Task prompt -> Show every line in the entries below where the word "image" appears.

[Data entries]
··········

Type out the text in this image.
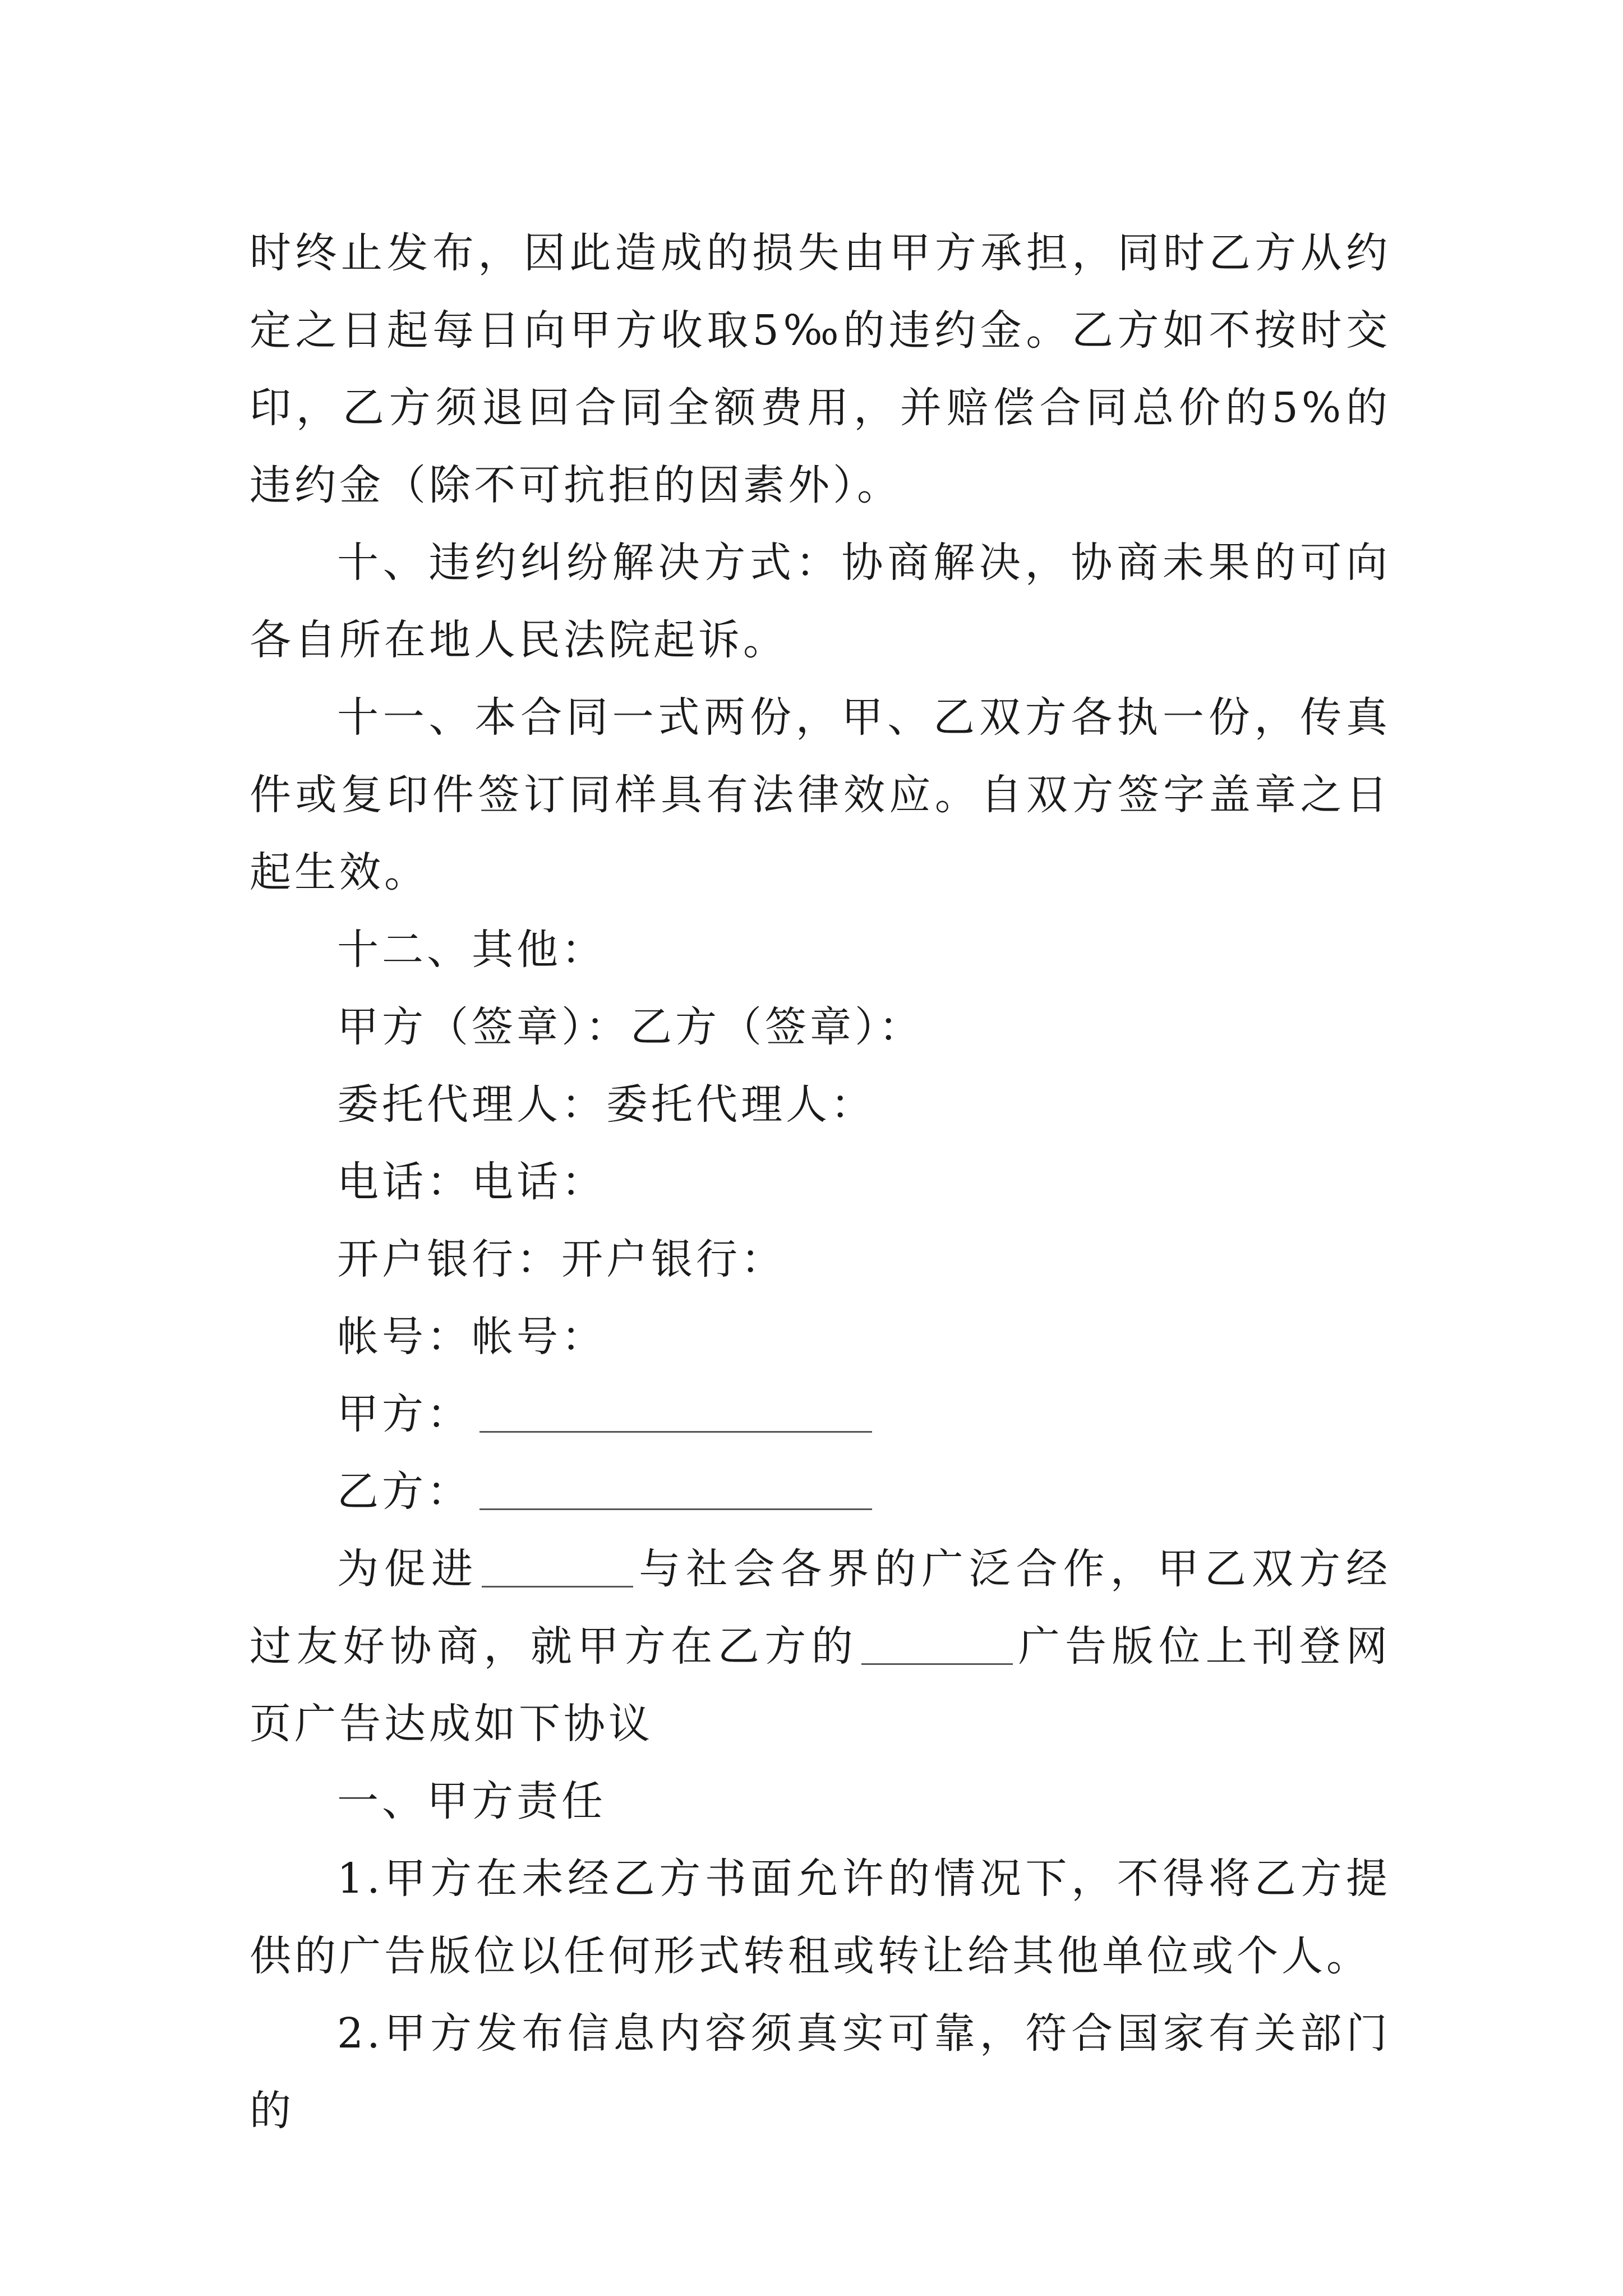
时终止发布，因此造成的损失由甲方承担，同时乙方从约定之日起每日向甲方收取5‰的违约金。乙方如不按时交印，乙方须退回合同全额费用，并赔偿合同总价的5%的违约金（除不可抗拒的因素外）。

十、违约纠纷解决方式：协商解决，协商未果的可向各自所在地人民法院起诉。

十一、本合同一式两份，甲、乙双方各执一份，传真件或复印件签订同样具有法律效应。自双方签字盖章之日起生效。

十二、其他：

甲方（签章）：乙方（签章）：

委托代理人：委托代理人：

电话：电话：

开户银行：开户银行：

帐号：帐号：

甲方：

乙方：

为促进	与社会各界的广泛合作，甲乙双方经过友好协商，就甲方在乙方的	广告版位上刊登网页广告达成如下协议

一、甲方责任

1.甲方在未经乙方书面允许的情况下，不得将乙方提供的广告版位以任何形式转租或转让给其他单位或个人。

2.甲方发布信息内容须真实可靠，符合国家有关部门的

··········

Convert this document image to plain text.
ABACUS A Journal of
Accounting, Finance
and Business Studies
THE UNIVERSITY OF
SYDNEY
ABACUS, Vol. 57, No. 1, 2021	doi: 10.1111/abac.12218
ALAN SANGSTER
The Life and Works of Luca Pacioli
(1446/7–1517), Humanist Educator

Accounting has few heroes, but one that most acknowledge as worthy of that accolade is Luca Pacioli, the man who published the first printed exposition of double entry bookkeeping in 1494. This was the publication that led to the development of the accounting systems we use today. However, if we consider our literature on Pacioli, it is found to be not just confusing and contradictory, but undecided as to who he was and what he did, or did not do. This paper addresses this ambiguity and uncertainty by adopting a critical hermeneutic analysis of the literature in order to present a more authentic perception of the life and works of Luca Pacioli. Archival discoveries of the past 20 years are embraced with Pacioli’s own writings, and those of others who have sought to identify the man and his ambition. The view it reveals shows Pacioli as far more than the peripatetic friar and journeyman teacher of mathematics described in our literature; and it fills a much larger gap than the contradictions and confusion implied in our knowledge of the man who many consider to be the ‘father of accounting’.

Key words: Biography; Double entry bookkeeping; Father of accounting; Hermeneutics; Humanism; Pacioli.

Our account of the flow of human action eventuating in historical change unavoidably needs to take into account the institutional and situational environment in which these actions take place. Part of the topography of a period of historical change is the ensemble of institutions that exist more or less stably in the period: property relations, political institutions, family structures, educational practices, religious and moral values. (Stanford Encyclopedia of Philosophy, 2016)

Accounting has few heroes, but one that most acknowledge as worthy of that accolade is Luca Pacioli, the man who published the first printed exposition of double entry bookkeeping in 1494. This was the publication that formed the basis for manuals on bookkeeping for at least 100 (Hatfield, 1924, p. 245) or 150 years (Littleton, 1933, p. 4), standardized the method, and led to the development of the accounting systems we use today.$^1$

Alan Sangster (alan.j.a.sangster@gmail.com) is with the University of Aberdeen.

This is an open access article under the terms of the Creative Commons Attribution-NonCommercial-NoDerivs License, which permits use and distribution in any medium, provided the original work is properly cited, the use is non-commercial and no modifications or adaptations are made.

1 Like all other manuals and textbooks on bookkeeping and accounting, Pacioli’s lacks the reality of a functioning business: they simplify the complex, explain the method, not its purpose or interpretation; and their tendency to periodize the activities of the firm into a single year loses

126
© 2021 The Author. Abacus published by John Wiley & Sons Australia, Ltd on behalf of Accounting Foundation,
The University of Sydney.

··········

Answer to the task ->
Type out the text in this image.
Convert this document image to plain text.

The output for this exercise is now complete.